Problem requirements >> Return every line of the material exactly.
— begin Records provided —
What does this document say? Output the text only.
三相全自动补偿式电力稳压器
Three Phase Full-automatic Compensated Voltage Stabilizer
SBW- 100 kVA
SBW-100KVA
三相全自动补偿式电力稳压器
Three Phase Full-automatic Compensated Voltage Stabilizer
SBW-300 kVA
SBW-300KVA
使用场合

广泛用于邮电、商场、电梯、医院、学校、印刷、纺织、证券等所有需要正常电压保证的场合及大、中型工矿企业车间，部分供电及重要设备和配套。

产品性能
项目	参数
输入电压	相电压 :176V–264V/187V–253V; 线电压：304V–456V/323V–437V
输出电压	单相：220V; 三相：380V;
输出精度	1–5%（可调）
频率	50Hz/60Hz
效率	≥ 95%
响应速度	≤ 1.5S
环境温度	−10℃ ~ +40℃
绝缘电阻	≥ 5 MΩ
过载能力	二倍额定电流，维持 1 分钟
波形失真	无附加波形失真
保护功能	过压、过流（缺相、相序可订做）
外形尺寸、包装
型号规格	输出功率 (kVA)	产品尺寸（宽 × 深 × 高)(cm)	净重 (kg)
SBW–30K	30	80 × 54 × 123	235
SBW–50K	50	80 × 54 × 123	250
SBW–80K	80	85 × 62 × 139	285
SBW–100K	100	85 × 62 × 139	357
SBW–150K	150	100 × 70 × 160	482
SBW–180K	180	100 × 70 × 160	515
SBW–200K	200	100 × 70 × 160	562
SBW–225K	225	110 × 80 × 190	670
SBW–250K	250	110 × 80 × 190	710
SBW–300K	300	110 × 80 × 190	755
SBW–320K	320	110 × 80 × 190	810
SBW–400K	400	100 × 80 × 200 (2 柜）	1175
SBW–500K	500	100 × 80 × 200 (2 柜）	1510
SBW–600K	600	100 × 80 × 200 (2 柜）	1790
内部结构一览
— end Records provided —
Finished exercise >>
What does this document say? Output the text only.
三相全自动补偿式电力稳压器
Three Phase Full-automatic Compensated Voltage Stabilizer
SBW- 100 kVA
SBW-100KVA
三相全自动补偿式电力稳压器
Three Phase Full-automatic Compensated Voltage Stabilizer
SBW-300 kVA
SBW-300KVA
使用场合

广泛用于邮电、商场、电梯、医院、学校、印刷、纺织、证券等所有需要正常电压保证的场合及大、中型工矿企业车间，部分供电及重要设备和配套。

产品性能
项目	参数
输入电压	相电压 :176V–264V/187V–253V; 线电压：304V–456V/323V–437V
输出电压	单相：220V; 三相：380V;
输出精度	1–5%（可调）
频率	50Hz/60Hz
效率	≥ 95%
响应速度	≤ 1.5S
环境温度	−10℃ ~ +40℃
绝缘电阻	≥ 5 MΩ
过载能力	二倍额定电流，维持 1 分钟
波形失真	无附加波形失真
保护功能	过压、过流（缺相、相序可订做）
外形尺寸、包装
型号规格	输出功率 (kVA)	产品尺寸（宽 × 深 × 高)(cm)	净重 (kg)
SBW–30K	30	80 × 54 × 123	235
SBW–50K	50	80 × 54 × 123	250
SBW–80K	80	85 × 62 × 139	285
SBW–100K	100	85 × 62 × 139	357
SBW–150K	150	100 × 70 × 160	482
SBW–180K	180	100 × 70 × 160	515
SBW–200K	200	100 × 70 × 160	562
SBW–225K	225	110 × 80 × 190	670
SBW–250K	250	110 × 80 × 190	710
SBW–300K	300	110 × 80 × 190	755
SBW–320K	320	110 × 80 × 190	810
SBW–400K	400	100 × 80 × 200 (2 柜）	1175
SBW–500K	500	100 × 80 × 200 (2 柜）	1510
SBW–600K	600	100 × 80 × 200 (2 柜）	1790
内部结构一览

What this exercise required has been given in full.